(Records contained in a dataset)

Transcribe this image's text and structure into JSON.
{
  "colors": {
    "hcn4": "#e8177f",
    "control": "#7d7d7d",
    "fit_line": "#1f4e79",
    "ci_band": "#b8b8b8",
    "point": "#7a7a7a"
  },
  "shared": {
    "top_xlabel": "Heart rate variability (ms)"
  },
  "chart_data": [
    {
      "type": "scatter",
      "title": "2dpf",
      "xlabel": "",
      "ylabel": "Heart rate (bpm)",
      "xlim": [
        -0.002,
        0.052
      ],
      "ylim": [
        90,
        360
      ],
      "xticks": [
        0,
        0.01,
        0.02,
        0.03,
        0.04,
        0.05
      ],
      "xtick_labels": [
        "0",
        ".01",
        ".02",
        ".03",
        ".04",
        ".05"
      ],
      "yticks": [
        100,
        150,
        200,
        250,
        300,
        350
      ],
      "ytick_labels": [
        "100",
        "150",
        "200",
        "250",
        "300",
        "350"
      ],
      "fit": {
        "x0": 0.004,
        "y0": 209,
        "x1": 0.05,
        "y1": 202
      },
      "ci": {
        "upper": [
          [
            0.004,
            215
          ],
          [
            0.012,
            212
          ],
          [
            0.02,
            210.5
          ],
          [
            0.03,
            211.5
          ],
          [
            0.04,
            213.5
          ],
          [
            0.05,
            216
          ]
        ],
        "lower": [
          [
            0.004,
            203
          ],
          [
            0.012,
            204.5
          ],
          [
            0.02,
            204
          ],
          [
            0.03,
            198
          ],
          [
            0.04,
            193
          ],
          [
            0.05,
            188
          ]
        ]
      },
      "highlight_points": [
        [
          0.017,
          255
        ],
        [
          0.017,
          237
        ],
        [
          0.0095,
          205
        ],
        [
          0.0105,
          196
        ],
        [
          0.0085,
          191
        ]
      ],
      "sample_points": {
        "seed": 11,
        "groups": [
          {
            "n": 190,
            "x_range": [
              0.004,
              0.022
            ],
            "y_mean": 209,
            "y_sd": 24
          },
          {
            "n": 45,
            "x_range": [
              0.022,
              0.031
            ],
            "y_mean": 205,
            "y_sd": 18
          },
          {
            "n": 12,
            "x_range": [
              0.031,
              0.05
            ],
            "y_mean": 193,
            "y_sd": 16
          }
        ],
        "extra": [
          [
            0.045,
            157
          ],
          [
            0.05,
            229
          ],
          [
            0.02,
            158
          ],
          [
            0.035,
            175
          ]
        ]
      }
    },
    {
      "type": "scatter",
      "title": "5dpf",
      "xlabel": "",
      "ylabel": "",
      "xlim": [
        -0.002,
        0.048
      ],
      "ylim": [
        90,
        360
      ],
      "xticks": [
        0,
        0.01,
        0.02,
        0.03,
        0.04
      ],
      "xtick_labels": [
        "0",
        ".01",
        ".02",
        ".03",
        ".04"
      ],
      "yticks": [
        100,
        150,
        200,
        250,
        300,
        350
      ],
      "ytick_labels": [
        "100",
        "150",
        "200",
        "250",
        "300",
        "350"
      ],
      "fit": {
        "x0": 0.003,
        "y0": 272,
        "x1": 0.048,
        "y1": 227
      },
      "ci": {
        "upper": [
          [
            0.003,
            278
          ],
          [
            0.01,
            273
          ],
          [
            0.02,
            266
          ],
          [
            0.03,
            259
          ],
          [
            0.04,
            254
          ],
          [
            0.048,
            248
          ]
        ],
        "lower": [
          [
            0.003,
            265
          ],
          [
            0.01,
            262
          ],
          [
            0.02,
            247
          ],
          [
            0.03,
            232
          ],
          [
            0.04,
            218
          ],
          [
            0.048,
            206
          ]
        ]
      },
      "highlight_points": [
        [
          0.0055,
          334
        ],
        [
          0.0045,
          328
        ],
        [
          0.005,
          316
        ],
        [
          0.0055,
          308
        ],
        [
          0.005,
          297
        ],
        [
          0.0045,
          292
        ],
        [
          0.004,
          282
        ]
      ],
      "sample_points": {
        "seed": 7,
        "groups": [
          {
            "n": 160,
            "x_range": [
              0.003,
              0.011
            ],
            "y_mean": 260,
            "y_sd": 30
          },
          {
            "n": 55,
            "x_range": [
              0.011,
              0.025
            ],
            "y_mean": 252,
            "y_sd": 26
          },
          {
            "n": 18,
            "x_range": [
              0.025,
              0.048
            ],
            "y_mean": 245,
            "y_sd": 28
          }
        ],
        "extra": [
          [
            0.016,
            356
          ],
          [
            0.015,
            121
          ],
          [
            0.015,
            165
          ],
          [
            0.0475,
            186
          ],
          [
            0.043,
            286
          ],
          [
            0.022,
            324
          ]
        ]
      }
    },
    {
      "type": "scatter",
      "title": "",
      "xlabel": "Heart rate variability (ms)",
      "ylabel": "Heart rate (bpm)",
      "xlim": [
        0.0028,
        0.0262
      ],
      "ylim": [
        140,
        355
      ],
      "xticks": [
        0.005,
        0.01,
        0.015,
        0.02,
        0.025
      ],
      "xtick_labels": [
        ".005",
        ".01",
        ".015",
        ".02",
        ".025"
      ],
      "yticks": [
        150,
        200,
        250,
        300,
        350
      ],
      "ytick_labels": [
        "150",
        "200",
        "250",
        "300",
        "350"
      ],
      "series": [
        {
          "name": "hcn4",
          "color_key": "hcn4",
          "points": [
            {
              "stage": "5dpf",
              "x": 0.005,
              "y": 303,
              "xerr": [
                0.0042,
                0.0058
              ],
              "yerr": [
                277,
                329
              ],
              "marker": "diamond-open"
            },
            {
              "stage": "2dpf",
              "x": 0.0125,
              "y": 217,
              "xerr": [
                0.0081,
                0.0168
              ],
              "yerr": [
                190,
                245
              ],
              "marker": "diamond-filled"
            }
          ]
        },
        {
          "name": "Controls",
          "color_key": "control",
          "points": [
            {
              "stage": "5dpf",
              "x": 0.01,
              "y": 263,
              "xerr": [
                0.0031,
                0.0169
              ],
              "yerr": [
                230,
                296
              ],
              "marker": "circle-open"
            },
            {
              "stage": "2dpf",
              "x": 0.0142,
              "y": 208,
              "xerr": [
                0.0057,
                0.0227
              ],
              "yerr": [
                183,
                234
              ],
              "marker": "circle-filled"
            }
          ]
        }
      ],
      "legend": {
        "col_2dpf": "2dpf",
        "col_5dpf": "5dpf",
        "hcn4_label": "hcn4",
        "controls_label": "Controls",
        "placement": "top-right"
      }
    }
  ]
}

_Objective_: Identify all lines in the records above with the word "open".

_Exercise result_:
              "marker": "diamond-open"
              "marker": "circle-open"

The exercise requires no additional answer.